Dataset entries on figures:
>>>

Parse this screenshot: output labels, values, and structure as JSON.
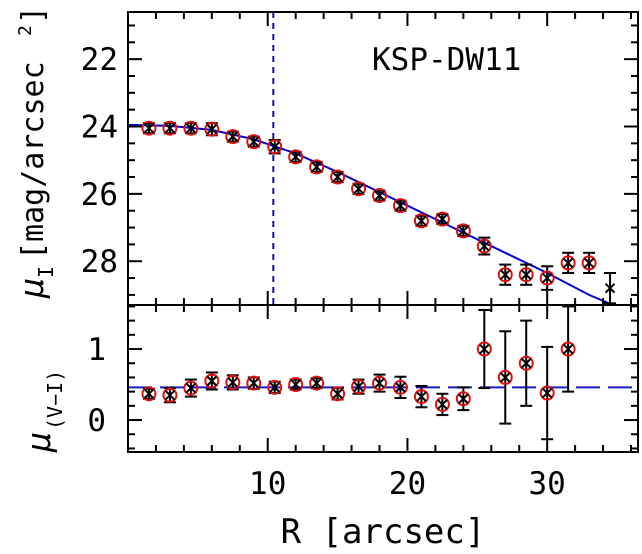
{
  "chart_data": [
    {
      "type": "scatter",
      "panel": "top",
      "annotation": "KSP-DW11",
      "ylabel_main": "μ",
      "ylabel_sub": "I",
      "ylabel_rest": "[mag/arcsec",
      "ylabel_sup": "2",
      "ylabel_close": "]",
      "xlim": [
        0,
        36.5
      ],
      "ylim": [
        29.3,
        20.6
      ],
      "y_inverted": true,
      "yticks": [
        22,
        24,
        26,
        28
      ],
      "ytick_labels": [
        "22",
        "24",
        "26",
        "28"
      ],
      "vline_x": 10.4,
      "series": [
        {
          "marker": "circle-cross",
          "colors": {
            "circle": "#e01010",
            "cross": "#000000"
          },
          "points": [
            {
              "x": 1.5,
              "y": 24.05,
              "err": 0.15
            },
            {
              "x": 3.0,
              "y": 24.05,
              "err": 0.15
            },
            {
              "x": 4.5,
              "y": 24.05,
              "err": 0.15
            },
            {
              "x": 6.0,
              "y": 24.08,
              "err": 0.18
            },
            {
              "x": 7.5,
              "y": 24.3,
              "err": 0.15
            },
            {
              "x": 9.0,
              "y": 24.45,
              "err": 0.15
            },
            {
              "x": 10.5,
              "y": 24.6,
              "err": 0.2
            },
            {
              "x": 12.0,
              "y": 24.9,
              "err": 0.15
            },
            {
              "x": 13.5,
              "y": 25.2,
              "err": 0.15
            },
            {
              "x": 15.0,
              "y": 25.5,
              "err": 0.15
            },
            {
              "x": 16.5,
              "y": 25.85,
              "err": 0.15
            },
            {
              "x": 18.0,
              "y": 26.05,
              "err": 0.15
            },
            {
              "x": 19.5,
              "y": 26.35,
              "err": 0.15
            },
            {
              "x": 21.0,
              "y": 26.8,
              "err": 0.15
            },
            {
              "x": 22.5,
              "y": 26.75,
              "err": 0.15
            },
            {
              "x": 24.0,
              "y": 27.1,
              "err": 0.15
            },
            {
              "x": 25.5,
              "y": 27.55,
              "err": 0.25
            },
            {
              "x": 27.0,
              "y": 28.4,
              "err": 0.3
            },
            {
              "x": 28.5,
              "y": 28.4,
              "err": 0.3
            },
            {
              "x": 30.0,
              "y": 28.5,
              "err": 0.35
            },
            {
              "x": 31.5,
              "y": 28.05,
              "err": 0.3
            },
            {
              "x": 33.0,
              "y": 28.05,
              "err": 0.3
            }
          ]
        },
        {
          "marker": "cross-only",
          "colors": {
            "cross": "#000000"
          },
          "points": [
            {
              "x": 34.5,
              "y": 28.8,
              "err": 0.45
            }
          ]
        }
      ],
      "fit_line": {
        "color": "#0000cc",
        "points": [
          {
            "x": 0.0,
            "y": 23.95
          },
          {
            "x": 3.0,
            "y": 23.98
          },
          {
            "x": 6.0,
            "y": 24.1
          },
          {
            "x": 9.0,
            "y": 24.38
          },
          {
            "x": 12.0,
            "y": 24.8
          },
          {
            "x": 15.0,
            "y": 25.35
          },
          {
            "x": 18.0,
            "y": 25.95
          },
          {
            "x": 21.0,
            "y": 26.55
          },
          {
            "x": 24.0,
            "y": 27.15
          },
          {
            "x": 27.0,
            "y": 27.75
          },
          {
            "x": 30.0,
            "y": 28.35
          },
          {
            "x": 33.0,
            "y": 29.0
          },
          {
            "x": 34.7,
            "y": 29.3
          }
        ]
      }
    },
    {
      "type": "scatter",
      "panel": "bottom",
      "ylabel_main": "μ",
      "ylabel_sub": "(V−I)",
      "xlabel": "R [arcsec]",
      "xlim": [
        0,
        36.5
      ],
      "ylim": [
        -0.45,
        1.62
      ],
      "xticks": [
        10,
        20,
        30
      ],
      "xtick_labels": [
        "10",
        "20",
        "30"
      ],
      "yticks": [
        0,
        1
      ],
      "ytick_labels": [
        "0",
        "1"
      ],
      "hline_y": 0.46,
      "series": [
        {
          "marker": "circle-cross",
          "colors": {
            "circle": "#e01010",
            "cross": "#000000"
          },
          "points": [
            {
              "x": 1.5,
              "y": 0.37,
              "err": 0.07
            },
            {
              "x": 3.0,
              "y": 0.35,
              "err": 0.1
            },
            {
              "x": 4.5,
              "y": 0.45,
              "err": 0.12
            },
            {
              "x": 6.0,
              "y": 0.55,
              "err": 0.12
            },
            {
              "x": 7.5,
              "y": 0.53,
              "err": 0.1
            },
            {
              "x": 9.0,
              "y": 0.52,
              "err": 0.08
            },
            {
              "x": 10.5,
              "y": 0.46,
              "err": 0.08
            },
            {
              "x": 12.0,
              "y": 0.5,
              "err": 0.07
            },
            {
              "x": 13.5,
              "y": 0.52,
              "err": 0.07
            },
            {
              "x": 15.0,
              "y": 0.37,
              "err": 0.08
            },
            {
              "x": 16.5,
              "y": 0.47,
              "err": 0.1
            },
            {
              "x": 18.0,
              "y": 0.52,
              "err": 0.12
            },
            {
              "x": 19.5,
              "y": 0.46,
              "err": 0.15
            },
            {
              "x": 21.0,
              "y": 0.33,
              "err": 0.15
            },
            {
              "x": 22.5,
              "y": 0.22,
              "err": 0.15
            },
            {
              "x": 24.0,
              "y": 0.3,
              "err": 0.16
            },
            {
              "x": 25.5,
              "y": 1.0,
              "err": 0.55
            },
            {
              "x": 27.0,
              "y": 0.6,
              "err": 0.65
            },
            {
              "x": 28.5,
              "y": 0.8,
              "err": 0.6
            },
            {
              "x": 30.0,
              "y": 0.38,
              "err": 0.65
            },
            {
              "x": 31.5,
              "y": 1.0,
              "err": 0.6
            }
          ]
        }
      ]
    }
  ]
}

<<<

> **TO DO**:
Print each of the records above exactly as written, leaving no picture in the copy.

> **TASK ANSWER**:
Parse this screenshot: output labels, values, and structure as JSON.
{
  "chart_data": [
    {
      "type": "scatter",
      "panel": "top",
      "annotation": "KSP-DW11",
      "ylabel_main": "μ",
      "ylabel_sub": "I",
      "ylabel_rest": "[mag/arcsec",
      "ylabel_sup": "2",
      "ylabel_close": "]",
      "xlim": [
        0,
        36.5
      ],
      "ylim": [
        29.3,
        20.6
      ],
      "y_inverted": true,
      "yticks": [
        22,
        24,
        26,
        28
      ],
      "ytick_labels": [
        "22",
        "24",
        "26",
        "28"
      ],
      "vline_x": 10.4,
      "series": [
        {
          "marker": "circle-cross",
          "colors": {
            "circle": "#e01010",
            "cross": "#000000"
          },
          "points": [
            {
              "x": 1.5,
              "y": 24.05,
              "err": 0.15
            },
            {
              "x": 3.0,
              "y": 24.05,
              "err": 0.15
            },
            {
              "x": 4.5,
              "y": 24.05,
              "err": 0.15
            },
            {
              "x": 6.0,
              "y": 24.08,
              "err": 0.18
            },
            {
              "x": 7.5,
              "y": 24.3,
              "err": 0.15
            },
            {
              "x": 9.0,
              "y": 24.45,
              "err": 0.15
            },
            {
              "x": 10.5,
              "y": 24.6,
              "err": 0.2
            },
            {
              "x": 12.0,
              "y": 24.9,
              "err": 0.15
            },
            {
              "x": 13.5,
              "y": 25.2,
              "err": 0.15
            },
            {
              "x": 15.0,
              "y": 25.5,
              "err": 0.15
            },
            {
              "x": 16.5,
              "y": 25.85,
              "err": 0.15
            },
            {
              "x": 18.0,
              "y": 26.05,
              "err": 0.15
            },
            {
              "x": 19.5,
              "y": 26.35,
              "err": 0.15
            },
            {
              "x": 21.0,
              "y": 26.8,
              "err": 0.15
            },
            {
              "x": 22.5,
              "y": 26.75,
              "err": 0.15
            },
            {
              "x": 24.0,
              "y": 27.1,
              "err": 0.15
            },
            {
              "x": 25.5,
              "y": 27.55,
              "err": 0.25
            },
            {
              "x": 27.0,
              "y": 28.4,
              "err": 0.3
            },
            {
              "x": 28.5,
              "y": 28.4,
              "err": 0.3
            },
            {
              "x": 30.0,
              "y": 28.5,
              "err": 0.35
            },
            {
              "x": 31.5,
              "y": 28.05,
              "err": 0.3
            },
            {
              "x": 33.0,
              "y": 28.05,
              "err": 0.3
            }
          ]
        },
        {
          "marker": "cross-only",
          "colors": {
            "cross": "#000000"
          },
          "points": [
            {
              "x": 34.5,
              "y": 28.8,
              "err": 0.45
            }
          ]
        }
      ],
      "fit_line": {
        "color": "#0000cc",
        "points": [
          {
            "x": 0.0,
            "y": 23.95
          },
          {
            "x": 3.0,
            "y": 23.98
          },
          {
            "x": 6.0,
            "y": 24.1
          },
          {
            "x": 9.0,
            "y": 24.38
          },
          {
            "x": 12.0,
            "y": 24.8
          },
          {
            "x": 15.0,
            "y": 25.35
          },
          {
            "x": 18.0,
            "y": 25.95
          },
          {
            "x": 21.0,
            "y": 26.55
          },
          {
            "x": 24.0,
            "y": 27.15
          },
          {
            "x": 27.0,
            "y": 27.75
          },
          {
            "x": 30.0,
            "y": 28.35
          },
          {
            "x": 33.0,
            "y": 29.0
          },
          {
            "x": 34.7,
            "y": 29.3
          }
        ]
      }
    },
    {
      "type": "scatter",
      "panel": "bottom",
      "ylabel_main": "μ",
      "ylabel_sub": "(V−I)",
      "xlabel": "R [arcsec]",
      "xlim": [
        0,
        36.5
      ],
      "ylim": [
        -0.45,
        1.62
      ],
      "xticks": [
        10,
        20,
        30
      ],
      "xtick_labels": [
        "10",
        "20",
        "30"
      ],
      "yticks": [
        0,
        1
      ],
      "ytick_labels": [
        "0",
        "1"
      ],
      "hline_y": 0.46,
      "series": [
        {
          "marker": "circle-cross",
          "colors": {
            "circle": "#e01010",
            "cross": "#000000"
          },
          "points": [
            {
              "x": 1.5,
              "y": 0.37,
              "err": 0.07
            },
            {
              "x": 3.0,
              "y": 0.35,
              "err": 0.1
            },
            {
              "x": 4.5,
              "y": 0.45,
              "err": 0.12
            },
            {
              "x": 6.0,
              "y": 0.55,
              "err": 0.12
            },
            {
              "x": 7.5,
              "y": 0.53,
              "err": 0.1
            },
            {
              "x": 9.0,
              "y": 0.52,
              "err": 0.08
            },
            {
              "x": 10.5,
              "y": 0.46,
              "err": 0.08
            },
            {
              "x": 12.0,
              "y": 0.5,
              "err": 0.07
            },
            {
              "x": 13.5,
              "y": 0.52,
              "err": 0.07
            },
            {
              "x": 15.0,
              "y": 0.37,
              "err": 0.08
            },
            {
              "x": 16.5,
              "y": 0.47,
              "err": 0.1
            },
            {
              "x": 18.0,
              "y": 0.52,
              "err": 0.12
            },
            {
              "x": 19.5,
              "y": 0.46,
              "err": 0.15
            },
            {
              "x": 21.0,
              "y": 0.33,
              "err": 0.15
            },
            {
              "x": 22.5,
              "y": 0.22,
              "err": 0.15
            },
            {
              "x": 24.0,
              "y": 0.3,
              "err": 0.16
            },
            {
              "x": 25.5,
              "y": 1.0,
              "err": 0.55
            },
            {
              "x": 27.0,
              "y": 0.6,
              "err": 0.65
            },
            {
              "x": 28.5,
              "y": 0.8,
              "err": 0.6
            },
            {
              "x": 30.0,
              "y": 0.38,
              "err": 0.65
            },
            {
              "x": 31.5,
              "y": 1.0,
              "err": 0.6
            }
          ]
        }
      ]
    }
  ]
}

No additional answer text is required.